SHORT EXERCISE: Check every line for the word "sensor" and state how many lines have it. Reply with the number alone.
______
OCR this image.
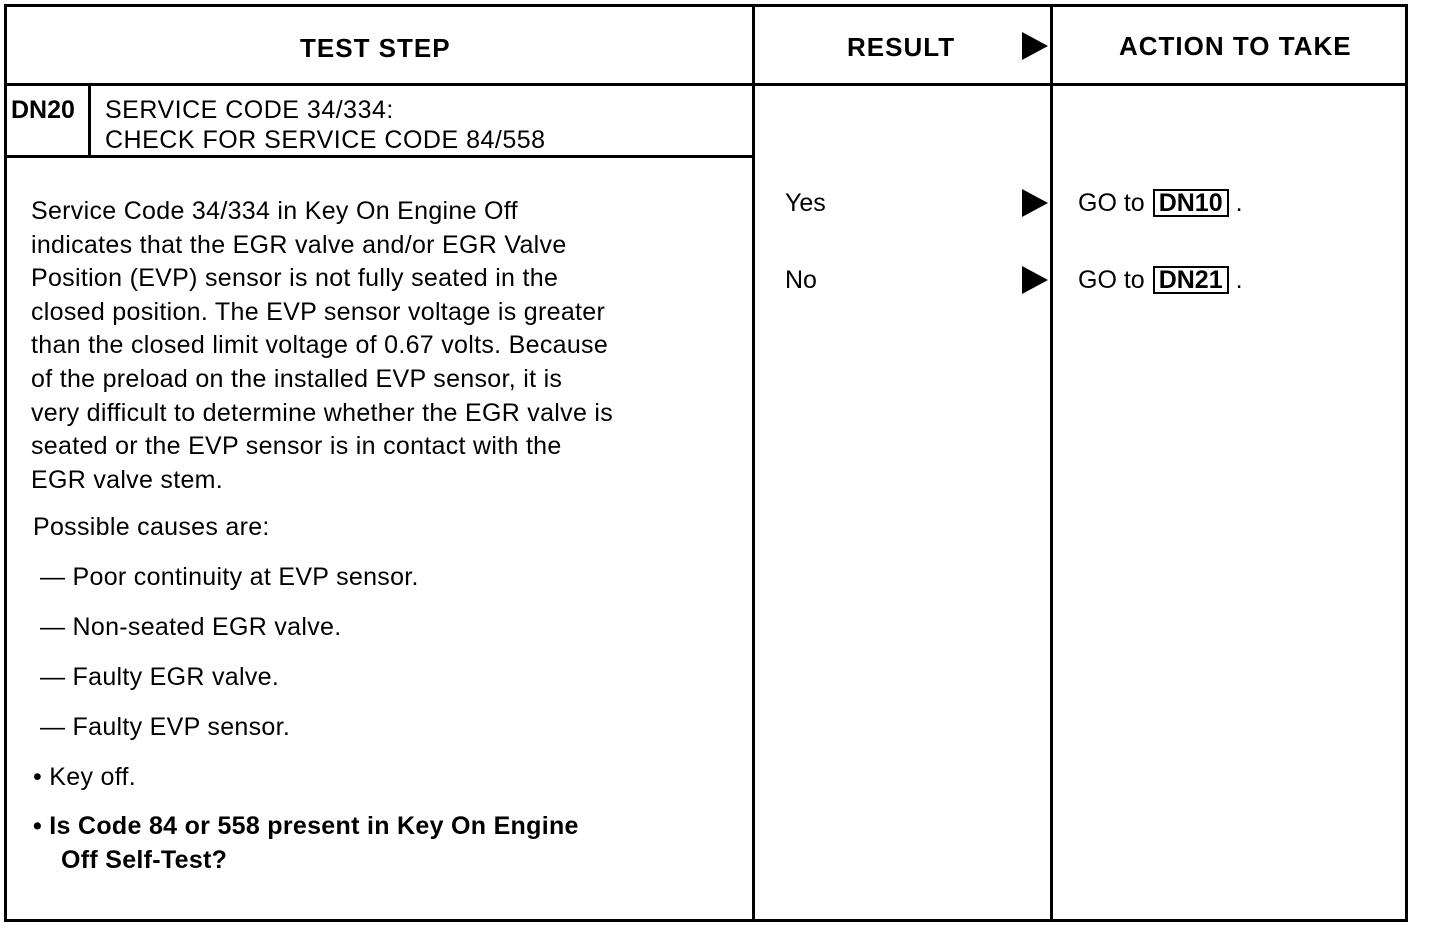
TEST STEP	RESULT	ACTION TO TAKE
DN20 SERVICE CODE 34/334:
CHECK FOR SERVICE CODE 84/558
Service Code 34/334 in Key On Engine Off
indicates that the EGR valve and/or EGR Valve
Position (EVP) sensor is not fully seated in the
closed position. The EVP sensor voltage is greater
than the closed limit voltage of 0.67 volts. Because
of the preload on the installed EVP sensor, it is
very difficult to determine whether the EGR valve is
seated or the EVP sensor is in contact with the
EGR valve stem.
Possible causes are:
— Poor continuity at EVP sensor.
— Non-seated EGR valve.
— Faulty EGR valve.
— Faulty EVP sensor.
• Key off.
• Is Code 84 or 558 present in Key On Engine
Off Self-Test?
Yes	GO to DN10 .
No	GO to DN21 .
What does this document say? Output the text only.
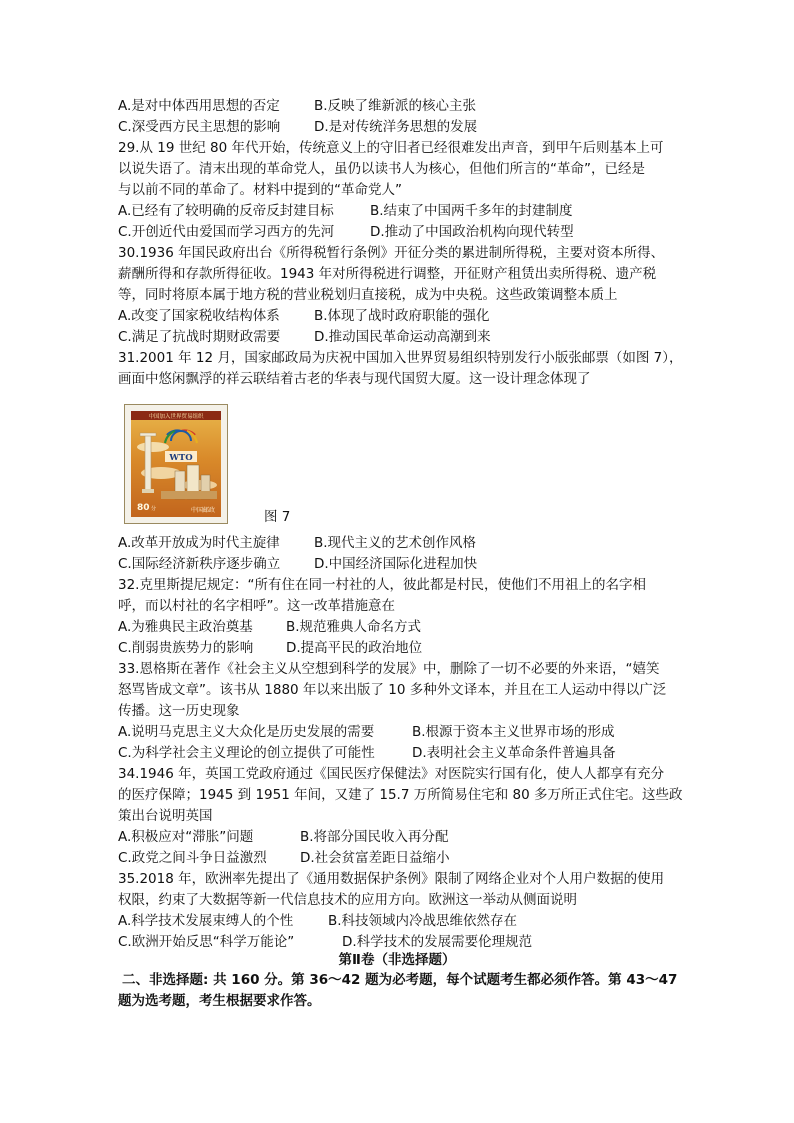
A.是对中体西用思想的否定	B.反映了维新派的核心主张
C.深受西方民主思想的影响	D.是对传统洋务思想的发展
29.从 19 世纪 80 年代开始，传统意义上的守旧者已经很难发出声音，到甲午后则基本上可
以说失语了。清末出现的革命党人，虽仍以读书人为核心，但他们所言的“革命”，已经是
与以前不同的革命了。材料中提到的“革命党人”
A.已经有了较明确的反帝反封建目标	B.结束了中国两千多年的封建制度
C.开创近代由爱国而学习西方的先河	D.推动了中国政治机构向现代转型
30.1936 年国民政府出台《所得税暂行条例》开征分类的累进制所得税，主要对资本所得、
薪酬所得和存款所得征收。1943 年对所得税进行调整，开征财产租赁出卖所得税、遗产税
等，同时将原本属于地方税的营业税划归直接税，成为中央税。这些政策调整本质上
A.改变了国家税收结构体系	B.体现了战时政府职能的强化
C.满足了抗战时期财政需要	D.推动国民革命运动高潮到来
31.2001 年 12 月，国家邮政局为庆祝中国加入世界贸易组织特别发行小版张邮票（如图 7），
画面中悠闲飘浮的祥云联结着古老的华表与现代国贸大厦。这一设计理念体现了
中国加入世界贸易组织
WTO
80 分	中国邮政	图 7
A.改革开放成为时代主旋律	B.现代主义的艺术创作风格
C.国际经济新秩序逐步确立	D.中国经济国际化进程加快
32.克里斯提尼规定：“所有住在同一村社的人，彼此都是村民，使他们不用祖上的名字相
呼，而以村社的名字相呼”。这一改革措施意在
A.为雅典民主政治奠基 B.规范雅典人命名方式
C.削弱贵族势力的影响 D.提高平民的政治地位
33.恩格斯在著作《社会主义从空想到科学的发展》中，删除了一切不必要的外来语，“嬉笑
怒骂皆成文章”。该书从 1880 年以来出版了 10 多种外文译本，并且在工人运动中得以广泛
传播。这一历史现象
A.说明马克思主义大众化是历史发展的需要	B.根源于资本主义世界市场的形成
C.为科学社会主义理论的创立提供了可能性	D.表明社会主义革命条件普遍具备
34.1946 年，英国工党政府通过《国民医疗保健法》对医院实行国有化，使人人都享有充分
的医疗保障；1945 到 1951 年间，又建了 15.7 万所简易住宅和 80 多万所正式住宅。这些政
策出台说明英国
A.积极应对“滞胀”问题	B.将部分国民收入再分配
C.政党之间斗争日益激烈 D.社会贫富差距日益缩小
35.2018 年，欧洲率先提出了《通用数据保护条例》限制了网络企业对个人用户数据的使用
权限，约束了大数据等新一代信息技术的应用方向。欧洲这一举动从侧面说明
A.科学技术发展束缚人的个性	B.科技领域内冷战思维依然存在
C.欧洲开始反思“科学万能论”	D.科学技术的发展需要伦理规范
第Ⅱ卷（非选择题）
二、非选择题: 共 160 分。第 36～42 题为必考题，每个试题考生都必须作答。第 43～47
题为选考题，考生根据要求作答。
______
RESULT OF THIS EXERCISE: 6